## Direction:
Swap "Gmail" for "Outlook" in the lines from the first one up to and including the line with "strikethrough-button[interactable]: S (597, 266, 644, 315)", and give those lines again with nothing else changed.

-- START --

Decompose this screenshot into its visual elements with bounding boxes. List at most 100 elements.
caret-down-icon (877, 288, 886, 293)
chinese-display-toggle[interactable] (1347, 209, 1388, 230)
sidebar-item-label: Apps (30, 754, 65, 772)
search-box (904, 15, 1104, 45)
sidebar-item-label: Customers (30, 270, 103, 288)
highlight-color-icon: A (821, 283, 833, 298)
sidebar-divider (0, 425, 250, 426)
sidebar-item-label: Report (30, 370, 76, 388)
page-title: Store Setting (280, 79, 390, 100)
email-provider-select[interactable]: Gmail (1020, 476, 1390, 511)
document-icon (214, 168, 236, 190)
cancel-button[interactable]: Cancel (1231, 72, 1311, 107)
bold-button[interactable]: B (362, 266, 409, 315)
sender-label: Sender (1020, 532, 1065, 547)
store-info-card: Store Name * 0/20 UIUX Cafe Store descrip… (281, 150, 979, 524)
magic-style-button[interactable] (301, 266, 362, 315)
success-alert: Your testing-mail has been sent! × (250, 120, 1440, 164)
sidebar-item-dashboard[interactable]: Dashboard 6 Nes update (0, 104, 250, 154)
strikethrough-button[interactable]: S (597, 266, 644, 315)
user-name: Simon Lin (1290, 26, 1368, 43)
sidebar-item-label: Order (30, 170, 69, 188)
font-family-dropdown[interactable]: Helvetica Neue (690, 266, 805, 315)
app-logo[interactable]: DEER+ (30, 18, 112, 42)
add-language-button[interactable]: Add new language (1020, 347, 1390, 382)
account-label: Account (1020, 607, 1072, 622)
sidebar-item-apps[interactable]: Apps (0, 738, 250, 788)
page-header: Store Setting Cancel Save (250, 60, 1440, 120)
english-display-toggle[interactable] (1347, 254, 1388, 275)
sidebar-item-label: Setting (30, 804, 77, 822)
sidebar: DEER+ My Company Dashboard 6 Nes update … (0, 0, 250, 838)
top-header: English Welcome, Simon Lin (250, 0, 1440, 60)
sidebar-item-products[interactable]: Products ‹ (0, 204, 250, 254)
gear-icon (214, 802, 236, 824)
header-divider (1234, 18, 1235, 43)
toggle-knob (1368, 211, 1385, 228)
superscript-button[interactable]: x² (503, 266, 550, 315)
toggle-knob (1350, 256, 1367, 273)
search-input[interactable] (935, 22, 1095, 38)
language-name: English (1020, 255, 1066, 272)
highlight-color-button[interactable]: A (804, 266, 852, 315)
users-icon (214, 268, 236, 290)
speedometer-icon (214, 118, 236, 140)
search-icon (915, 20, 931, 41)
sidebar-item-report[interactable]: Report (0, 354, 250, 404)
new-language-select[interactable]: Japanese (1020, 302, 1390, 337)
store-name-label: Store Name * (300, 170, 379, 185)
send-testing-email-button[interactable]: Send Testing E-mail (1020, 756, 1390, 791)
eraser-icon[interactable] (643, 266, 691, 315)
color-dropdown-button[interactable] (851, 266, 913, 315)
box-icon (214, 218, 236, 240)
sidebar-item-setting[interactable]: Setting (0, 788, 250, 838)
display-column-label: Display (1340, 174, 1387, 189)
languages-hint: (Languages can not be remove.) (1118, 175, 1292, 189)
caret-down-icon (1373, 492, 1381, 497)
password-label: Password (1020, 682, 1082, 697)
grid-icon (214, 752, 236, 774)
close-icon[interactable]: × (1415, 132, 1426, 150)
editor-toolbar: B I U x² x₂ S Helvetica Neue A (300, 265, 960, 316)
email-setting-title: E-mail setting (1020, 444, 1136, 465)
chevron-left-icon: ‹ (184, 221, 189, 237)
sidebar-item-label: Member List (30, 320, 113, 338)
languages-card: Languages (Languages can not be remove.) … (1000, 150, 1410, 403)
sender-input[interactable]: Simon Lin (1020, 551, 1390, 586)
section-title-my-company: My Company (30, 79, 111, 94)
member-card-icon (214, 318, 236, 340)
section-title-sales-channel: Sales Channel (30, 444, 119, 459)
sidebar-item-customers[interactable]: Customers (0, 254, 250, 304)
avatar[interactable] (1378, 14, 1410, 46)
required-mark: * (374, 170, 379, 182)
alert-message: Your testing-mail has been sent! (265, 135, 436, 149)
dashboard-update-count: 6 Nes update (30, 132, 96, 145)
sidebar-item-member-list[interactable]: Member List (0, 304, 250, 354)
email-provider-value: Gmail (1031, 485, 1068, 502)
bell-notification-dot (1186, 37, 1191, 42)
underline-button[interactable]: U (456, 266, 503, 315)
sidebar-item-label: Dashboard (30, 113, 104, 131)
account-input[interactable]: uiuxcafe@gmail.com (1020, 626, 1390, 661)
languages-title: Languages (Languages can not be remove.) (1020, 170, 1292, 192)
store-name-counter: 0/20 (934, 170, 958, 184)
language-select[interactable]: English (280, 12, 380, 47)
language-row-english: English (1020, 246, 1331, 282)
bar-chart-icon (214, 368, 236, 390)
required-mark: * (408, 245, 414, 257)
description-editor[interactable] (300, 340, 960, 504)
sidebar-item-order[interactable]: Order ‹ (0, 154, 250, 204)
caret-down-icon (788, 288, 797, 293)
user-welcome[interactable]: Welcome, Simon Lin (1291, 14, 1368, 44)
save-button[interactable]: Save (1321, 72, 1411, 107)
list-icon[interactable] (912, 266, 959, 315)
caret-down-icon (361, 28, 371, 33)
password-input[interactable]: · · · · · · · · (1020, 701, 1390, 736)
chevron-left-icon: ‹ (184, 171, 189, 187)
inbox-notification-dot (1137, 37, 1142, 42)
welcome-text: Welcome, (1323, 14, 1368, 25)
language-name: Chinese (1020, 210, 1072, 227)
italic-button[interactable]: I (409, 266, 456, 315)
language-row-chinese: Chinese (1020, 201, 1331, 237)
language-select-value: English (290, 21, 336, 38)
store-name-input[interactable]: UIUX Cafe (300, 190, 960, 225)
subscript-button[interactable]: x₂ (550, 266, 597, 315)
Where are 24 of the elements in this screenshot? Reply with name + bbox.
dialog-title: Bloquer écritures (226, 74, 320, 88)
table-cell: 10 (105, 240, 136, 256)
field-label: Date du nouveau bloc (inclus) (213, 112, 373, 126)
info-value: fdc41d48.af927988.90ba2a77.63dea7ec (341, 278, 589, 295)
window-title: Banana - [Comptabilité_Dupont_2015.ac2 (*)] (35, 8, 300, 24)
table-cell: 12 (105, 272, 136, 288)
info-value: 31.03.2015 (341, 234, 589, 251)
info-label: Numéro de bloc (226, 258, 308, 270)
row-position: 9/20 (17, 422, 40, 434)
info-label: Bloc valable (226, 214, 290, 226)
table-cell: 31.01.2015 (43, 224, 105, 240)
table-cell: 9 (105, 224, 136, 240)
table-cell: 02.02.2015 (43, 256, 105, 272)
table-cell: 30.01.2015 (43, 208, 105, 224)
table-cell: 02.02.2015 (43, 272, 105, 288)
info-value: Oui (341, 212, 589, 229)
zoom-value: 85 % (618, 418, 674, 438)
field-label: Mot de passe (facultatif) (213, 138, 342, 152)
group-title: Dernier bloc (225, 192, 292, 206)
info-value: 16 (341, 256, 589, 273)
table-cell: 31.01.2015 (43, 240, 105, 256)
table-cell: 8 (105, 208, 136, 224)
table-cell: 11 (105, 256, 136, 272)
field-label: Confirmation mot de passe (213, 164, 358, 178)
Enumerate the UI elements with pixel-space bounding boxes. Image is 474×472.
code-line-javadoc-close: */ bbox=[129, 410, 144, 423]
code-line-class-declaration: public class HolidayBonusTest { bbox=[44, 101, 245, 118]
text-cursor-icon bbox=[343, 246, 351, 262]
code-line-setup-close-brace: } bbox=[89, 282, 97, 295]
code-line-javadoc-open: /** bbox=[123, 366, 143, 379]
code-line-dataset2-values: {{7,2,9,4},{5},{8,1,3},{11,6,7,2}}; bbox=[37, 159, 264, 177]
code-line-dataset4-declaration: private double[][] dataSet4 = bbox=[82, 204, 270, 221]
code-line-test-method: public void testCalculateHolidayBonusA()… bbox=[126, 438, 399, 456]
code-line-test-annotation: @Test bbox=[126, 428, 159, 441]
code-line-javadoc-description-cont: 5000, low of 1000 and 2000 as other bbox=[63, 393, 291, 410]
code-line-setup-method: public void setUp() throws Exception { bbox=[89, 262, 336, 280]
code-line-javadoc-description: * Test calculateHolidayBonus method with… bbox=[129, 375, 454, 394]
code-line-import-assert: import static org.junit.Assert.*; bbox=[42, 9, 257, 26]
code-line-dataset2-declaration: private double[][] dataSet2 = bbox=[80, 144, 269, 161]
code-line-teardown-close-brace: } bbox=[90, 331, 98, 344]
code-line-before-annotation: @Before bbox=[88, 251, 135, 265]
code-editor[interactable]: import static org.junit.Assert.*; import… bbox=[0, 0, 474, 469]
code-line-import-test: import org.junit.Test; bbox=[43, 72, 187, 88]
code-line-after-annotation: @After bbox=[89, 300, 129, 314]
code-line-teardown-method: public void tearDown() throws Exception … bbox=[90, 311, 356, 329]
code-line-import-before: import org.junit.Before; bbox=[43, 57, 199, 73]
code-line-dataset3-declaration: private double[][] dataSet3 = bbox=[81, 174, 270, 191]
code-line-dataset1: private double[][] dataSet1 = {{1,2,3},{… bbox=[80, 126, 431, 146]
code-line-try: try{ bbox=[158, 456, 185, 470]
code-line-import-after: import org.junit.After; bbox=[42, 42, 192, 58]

-- END --

## Result below:
Decompose this screenshot into its visual elements with bounding boxes. List at most 100 elements.
caret-down-icon (877, 288, 886, 293)
chinese-display-toggle[interactable] (1347, 209, 1388, 230)
sidebar-item-label: Apps (30, 754, 65, 772)
search-box (904, 15, 1104, 45)
sidebar-item-label: Customers (30, 270, 103, 288)
highlight-color-icon: A (821, 283, 833, 298)
sidebar-divider (0, 425, 250, 426)
sidebar-item-label: Report (30, 370, 76, 388)
page-title: Store Setting (280, 79, 390, 100)
email-provider-select[interactable]: Outlook (1020, 476, 1390, 511)
document-icon (214, 168, 236, 190)
cancel-button[interactable]: Cancel (1231, 72, 1311, 107)
bold-button[interactable]: B (362, 266, 409, 315)
sender-label: Sender (1020, 532, 1065, 547)
store-info-card: Store Name * 0/20 UIUX Cafe Store descrip… (281, 150, 979, 524)
magic-style-button[interactable] (301, 266, 362, 315)
success-alert: Your testing-mail has been sent! × (250, 120, 1440, 164)
sidebar-item-dashboard[interactable]: Dashboard 6 Nes update (0, 104, 250, 154)
strikethrough-button[interactable]: S (597, 266, 644, 315)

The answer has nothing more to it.